══ Data shown

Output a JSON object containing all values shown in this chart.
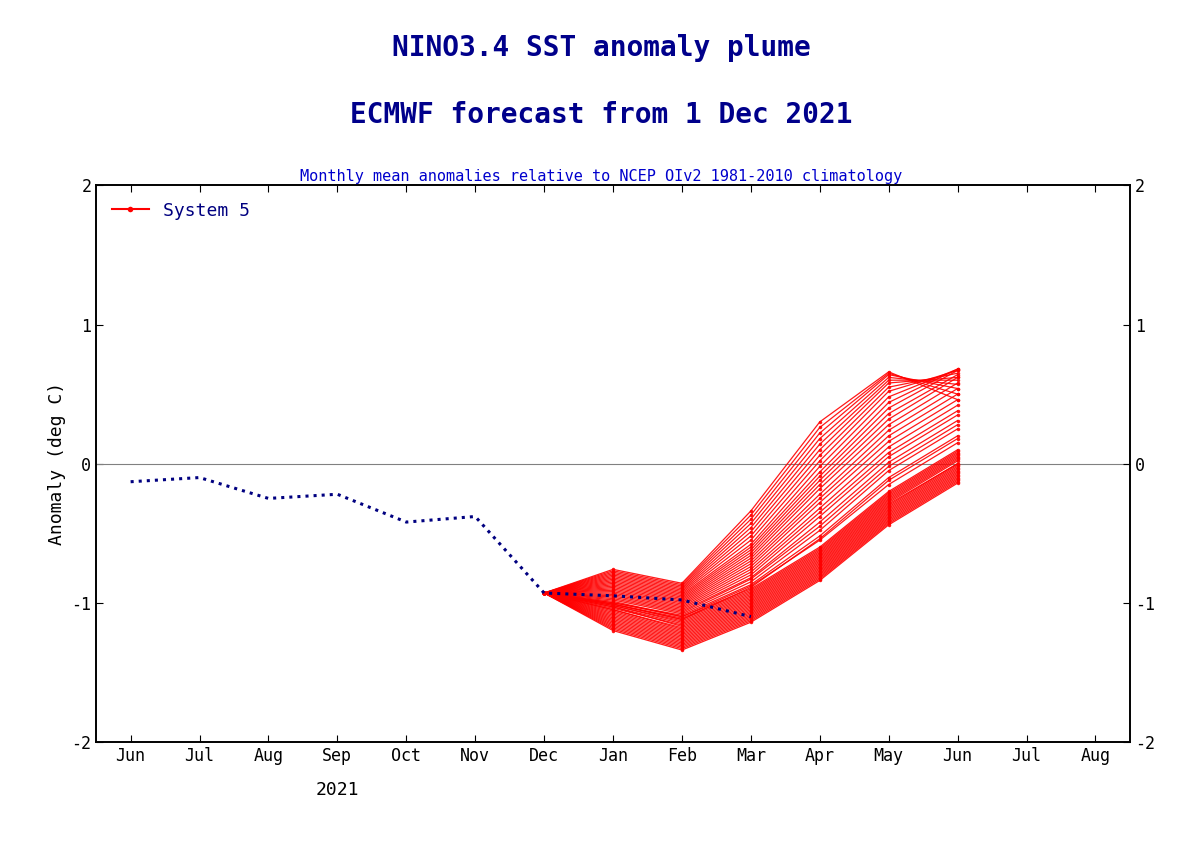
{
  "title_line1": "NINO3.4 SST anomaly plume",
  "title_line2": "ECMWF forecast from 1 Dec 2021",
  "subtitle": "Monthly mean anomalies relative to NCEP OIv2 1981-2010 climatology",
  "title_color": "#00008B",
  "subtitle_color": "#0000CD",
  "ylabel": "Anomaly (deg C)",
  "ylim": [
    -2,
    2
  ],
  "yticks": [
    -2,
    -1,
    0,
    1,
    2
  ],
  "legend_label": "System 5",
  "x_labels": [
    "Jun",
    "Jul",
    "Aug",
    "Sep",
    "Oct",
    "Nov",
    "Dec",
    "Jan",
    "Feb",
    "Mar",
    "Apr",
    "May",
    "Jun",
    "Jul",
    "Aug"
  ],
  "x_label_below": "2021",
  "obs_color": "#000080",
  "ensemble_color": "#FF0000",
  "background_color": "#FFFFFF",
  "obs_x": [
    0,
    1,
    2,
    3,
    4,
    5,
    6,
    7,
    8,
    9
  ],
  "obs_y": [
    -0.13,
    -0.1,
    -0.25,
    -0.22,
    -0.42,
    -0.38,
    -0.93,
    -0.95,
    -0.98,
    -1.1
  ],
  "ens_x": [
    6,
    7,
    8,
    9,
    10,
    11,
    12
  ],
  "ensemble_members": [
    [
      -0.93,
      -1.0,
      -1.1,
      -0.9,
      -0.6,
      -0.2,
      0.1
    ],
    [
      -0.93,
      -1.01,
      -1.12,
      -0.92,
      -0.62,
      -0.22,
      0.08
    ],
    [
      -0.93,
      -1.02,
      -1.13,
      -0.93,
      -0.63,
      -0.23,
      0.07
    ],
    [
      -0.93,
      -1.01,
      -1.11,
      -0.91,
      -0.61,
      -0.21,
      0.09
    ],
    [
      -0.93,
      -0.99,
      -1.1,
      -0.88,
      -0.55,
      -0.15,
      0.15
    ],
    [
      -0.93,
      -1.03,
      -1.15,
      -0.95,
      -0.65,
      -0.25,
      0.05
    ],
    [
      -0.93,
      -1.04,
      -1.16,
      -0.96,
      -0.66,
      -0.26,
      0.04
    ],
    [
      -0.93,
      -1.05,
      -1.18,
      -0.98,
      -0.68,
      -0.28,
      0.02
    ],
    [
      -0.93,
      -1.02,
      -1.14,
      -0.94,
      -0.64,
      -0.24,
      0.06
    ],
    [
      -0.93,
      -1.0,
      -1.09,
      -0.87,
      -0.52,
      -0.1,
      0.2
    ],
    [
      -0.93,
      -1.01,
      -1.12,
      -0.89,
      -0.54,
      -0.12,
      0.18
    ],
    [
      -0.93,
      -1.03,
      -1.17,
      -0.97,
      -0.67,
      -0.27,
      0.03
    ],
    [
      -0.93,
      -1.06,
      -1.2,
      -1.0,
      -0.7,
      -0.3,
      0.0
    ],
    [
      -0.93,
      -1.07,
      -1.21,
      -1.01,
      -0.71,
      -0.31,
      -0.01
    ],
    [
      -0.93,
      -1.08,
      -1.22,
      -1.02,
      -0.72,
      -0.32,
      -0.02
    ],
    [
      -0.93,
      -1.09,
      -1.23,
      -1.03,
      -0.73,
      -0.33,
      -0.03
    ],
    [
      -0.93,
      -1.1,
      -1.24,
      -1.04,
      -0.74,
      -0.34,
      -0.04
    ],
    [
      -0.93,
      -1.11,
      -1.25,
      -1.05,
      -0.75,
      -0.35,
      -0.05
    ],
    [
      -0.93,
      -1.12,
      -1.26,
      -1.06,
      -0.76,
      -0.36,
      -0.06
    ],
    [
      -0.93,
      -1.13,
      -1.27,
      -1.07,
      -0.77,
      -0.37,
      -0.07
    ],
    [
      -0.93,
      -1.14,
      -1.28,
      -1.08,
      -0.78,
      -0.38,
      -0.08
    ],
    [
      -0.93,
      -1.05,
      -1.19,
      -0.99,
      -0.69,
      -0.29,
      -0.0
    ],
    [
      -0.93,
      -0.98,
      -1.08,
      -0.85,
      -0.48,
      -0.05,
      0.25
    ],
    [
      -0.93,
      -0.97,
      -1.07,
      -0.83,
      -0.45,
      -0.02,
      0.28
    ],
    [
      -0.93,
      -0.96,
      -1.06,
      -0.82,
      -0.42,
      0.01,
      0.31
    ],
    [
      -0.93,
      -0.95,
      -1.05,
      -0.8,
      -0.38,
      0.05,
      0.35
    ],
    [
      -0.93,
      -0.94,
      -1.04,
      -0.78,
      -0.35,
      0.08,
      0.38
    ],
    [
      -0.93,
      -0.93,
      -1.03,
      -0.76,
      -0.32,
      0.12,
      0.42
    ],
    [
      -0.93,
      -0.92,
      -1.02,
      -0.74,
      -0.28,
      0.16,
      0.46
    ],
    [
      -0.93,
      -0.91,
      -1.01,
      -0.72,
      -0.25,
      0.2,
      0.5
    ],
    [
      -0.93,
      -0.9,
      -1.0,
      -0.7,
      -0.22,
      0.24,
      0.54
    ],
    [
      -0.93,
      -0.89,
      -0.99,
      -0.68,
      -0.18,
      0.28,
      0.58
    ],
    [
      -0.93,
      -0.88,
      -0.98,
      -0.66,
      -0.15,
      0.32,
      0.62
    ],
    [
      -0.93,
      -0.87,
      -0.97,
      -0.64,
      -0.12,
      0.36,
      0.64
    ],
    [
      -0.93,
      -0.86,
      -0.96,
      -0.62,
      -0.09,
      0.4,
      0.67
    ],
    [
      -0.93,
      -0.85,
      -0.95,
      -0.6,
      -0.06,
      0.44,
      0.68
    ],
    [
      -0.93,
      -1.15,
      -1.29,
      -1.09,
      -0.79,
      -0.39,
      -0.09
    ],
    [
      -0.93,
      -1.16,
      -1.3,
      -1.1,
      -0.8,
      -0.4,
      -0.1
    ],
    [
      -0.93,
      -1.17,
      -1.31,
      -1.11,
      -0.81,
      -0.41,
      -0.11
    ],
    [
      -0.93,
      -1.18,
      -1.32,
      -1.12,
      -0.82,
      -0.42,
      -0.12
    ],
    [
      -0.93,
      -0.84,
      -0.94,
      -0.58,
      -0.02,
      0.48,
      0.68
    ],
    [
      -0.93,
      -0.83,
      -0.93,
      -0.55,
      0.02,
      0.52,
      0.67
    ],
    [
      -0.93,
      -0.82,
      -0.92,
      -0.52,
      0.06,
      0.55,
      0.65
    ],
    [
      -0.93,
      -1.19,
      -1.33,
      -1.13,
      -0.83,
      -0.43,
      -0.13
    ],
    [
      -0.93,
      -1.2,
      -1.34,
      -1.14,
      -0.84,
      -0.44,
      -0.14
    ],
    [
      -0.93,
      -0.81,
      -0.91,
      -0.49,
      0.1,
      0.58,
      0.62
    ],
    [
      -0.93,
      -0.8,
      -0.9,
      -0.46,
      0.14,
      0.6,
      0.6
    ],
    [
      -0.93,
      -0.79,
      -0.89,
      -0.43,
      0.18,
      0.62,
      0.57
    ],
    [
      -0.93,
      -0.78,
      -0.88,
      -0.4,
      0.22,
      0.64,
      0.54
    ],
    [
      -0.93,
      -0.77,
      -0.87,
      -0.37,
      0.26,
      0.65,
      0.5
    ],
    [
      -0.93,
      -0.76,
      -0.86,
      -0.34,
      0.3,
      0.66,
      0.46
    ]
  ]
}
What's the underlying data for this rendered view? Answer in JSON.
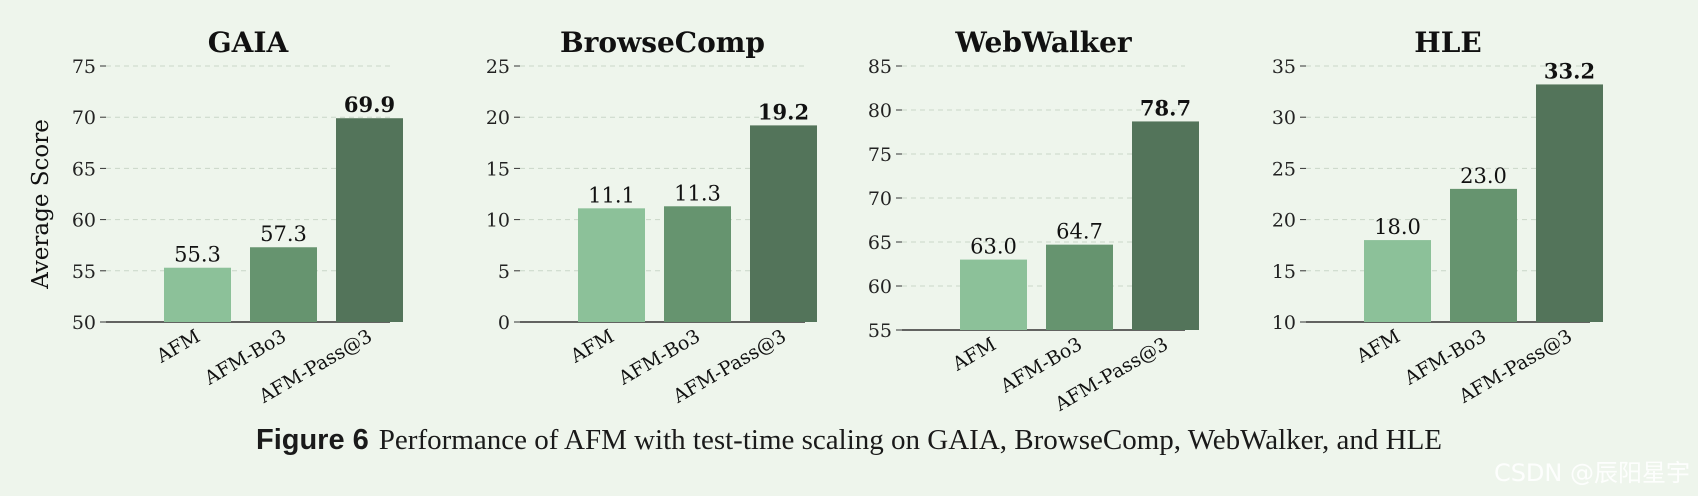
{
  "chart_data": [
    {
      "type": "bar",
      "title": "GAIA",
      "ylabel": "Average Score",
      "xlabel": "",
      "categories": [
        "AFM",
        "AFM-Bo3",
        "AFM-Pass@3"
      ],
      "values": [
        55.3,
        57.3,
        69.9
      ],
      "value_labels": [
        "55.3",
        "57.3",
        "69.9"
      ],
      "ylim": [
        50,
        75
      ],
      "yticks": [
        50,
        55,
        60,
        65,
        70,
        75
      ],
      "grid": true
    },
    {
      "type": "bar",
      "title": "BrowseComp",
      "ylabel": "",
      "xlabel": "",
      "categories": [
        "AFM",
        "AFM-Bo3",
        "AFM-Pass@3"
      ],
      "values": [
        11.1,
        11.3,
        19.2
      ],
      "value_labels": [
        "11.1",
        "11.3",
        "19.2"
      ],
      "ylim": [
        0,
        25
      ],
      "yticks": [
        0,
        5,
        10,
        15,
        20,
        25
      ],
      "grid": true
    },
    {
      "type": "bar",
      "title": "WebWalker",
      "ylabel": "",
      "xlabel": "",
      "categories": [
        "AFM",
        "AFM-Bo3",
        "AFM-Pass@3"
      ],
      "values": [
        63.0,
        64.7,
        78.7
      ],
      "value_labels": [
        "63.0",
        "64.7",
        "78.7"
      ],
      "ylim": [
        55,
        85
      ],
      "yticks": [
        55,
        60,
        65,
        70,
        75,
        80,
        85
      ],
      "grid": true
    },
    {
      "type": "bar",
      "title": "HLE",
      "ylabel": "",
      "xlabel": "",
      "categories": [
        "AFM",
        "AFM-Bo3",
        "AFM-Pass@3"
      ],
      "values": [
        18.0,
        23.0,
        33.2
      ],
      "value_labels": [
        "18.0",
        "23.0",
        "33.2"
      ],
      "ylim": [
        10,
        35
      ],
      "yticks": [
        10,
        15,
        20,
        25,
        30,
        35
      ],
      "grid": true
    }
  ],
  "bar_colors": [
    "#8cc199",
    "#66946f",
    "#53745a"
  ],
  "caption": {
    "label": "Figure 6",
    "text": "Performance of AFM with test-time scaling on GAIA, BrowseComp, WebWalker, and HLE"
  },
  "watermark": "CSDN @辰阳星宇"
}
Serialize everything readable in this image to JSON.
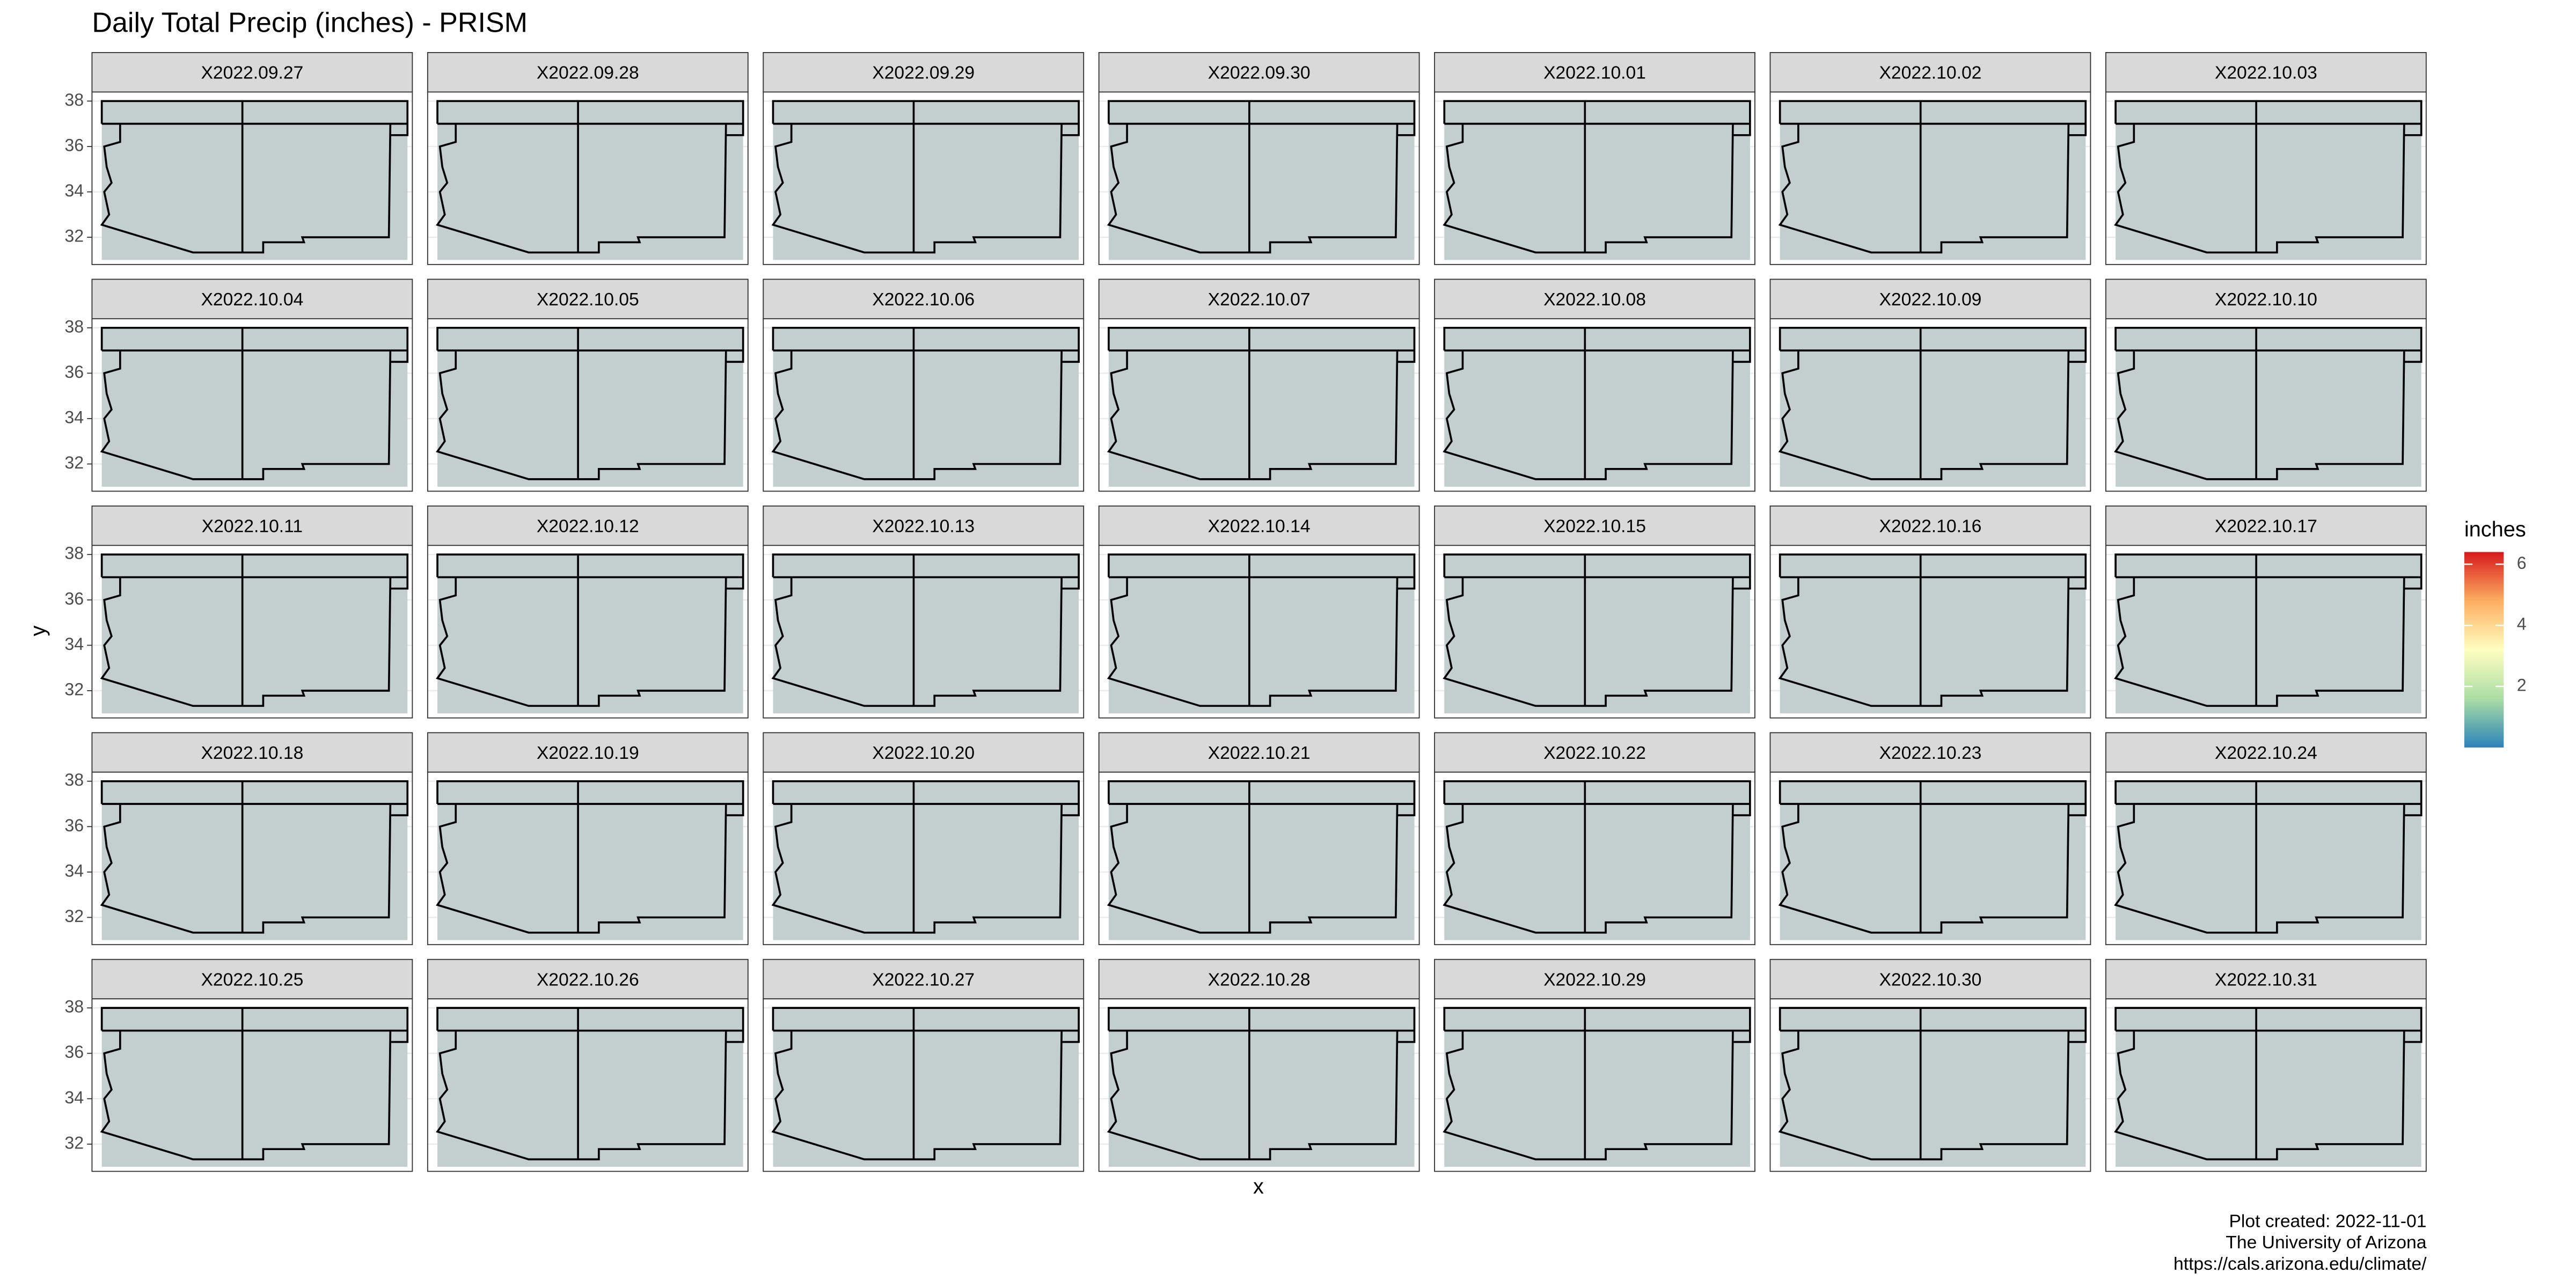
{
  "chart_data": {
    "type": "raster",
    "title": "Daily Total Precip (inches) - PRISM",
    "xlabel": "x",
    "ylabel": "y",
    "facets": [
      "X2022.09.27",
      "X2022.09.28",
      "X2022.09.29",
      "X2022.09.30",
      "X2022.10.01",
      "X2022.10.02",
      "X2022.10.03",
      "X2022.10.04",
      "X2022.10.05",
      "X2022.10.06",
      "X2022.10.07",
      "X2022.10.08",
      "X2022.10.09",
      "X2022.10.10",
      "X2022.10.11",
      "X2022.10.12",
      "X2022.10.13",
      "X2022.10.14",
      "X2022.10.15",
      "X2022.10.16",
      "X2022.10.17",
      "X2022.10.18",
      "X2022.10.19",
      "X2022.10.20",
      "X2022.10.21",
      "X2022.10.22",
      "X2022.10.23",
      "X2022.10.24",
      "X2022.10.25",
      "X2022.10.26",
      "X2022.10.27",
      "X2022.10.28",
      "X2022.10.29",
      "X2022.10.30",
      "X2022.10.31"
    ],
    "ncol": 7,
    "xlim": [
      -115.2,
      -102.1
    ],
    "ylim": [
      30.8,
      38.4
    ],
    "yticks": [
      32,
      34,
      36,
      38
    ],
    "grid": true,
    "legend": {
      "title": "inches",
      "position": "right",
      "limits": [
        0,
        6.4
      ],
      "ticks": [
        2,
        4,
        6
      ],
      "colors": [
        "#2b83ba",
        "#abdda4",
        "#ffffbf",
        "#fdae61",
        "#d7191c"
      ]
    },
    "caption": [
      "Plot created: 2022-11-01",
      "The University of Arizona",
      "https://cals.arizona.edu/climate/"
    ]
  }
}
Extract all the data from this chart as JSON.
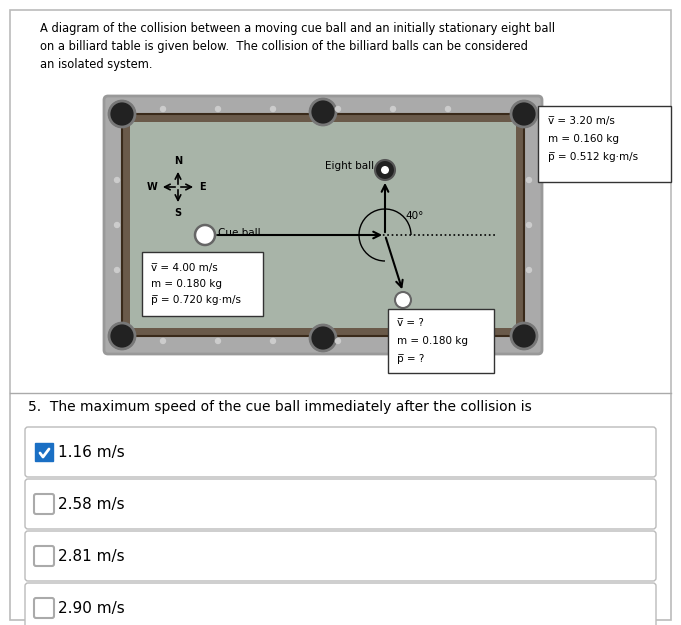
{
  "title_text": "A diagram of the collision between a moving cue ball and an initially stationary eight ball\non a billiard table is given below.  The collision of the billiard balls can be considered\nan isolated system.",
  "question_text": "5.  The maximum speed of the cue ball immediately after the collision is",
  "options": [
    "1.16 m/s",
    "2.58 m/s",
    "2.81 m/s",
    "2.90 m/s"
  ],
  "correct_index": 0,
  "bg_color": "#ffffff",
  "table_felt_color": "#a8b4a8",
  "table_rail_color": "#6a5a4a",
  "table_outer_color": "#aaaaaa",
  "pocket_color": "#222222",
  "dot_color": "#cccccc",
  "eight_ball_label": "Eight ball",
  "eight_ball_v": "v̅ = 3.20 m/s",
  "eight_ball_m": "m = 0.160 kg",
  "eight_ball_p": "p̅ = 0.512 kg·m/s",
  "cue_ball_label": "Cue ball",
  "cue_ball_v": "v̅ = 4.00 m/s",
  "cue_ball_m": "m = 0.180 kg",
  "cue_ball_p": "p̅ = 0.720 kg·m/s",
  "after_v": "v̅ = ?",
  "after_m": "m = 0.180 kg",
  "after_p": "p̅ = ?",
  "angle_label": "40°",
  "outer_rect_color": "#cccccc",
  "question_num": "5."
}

════

→ Instruction
In the listing above, find the lines holding the word "BrowseComp" and copy them.

→ Correct result
      "title": "BrowseComp",
    "text": "Performance of AFM with test-time scaling on GAIA, BrowseComp, WebWalker, and HLE"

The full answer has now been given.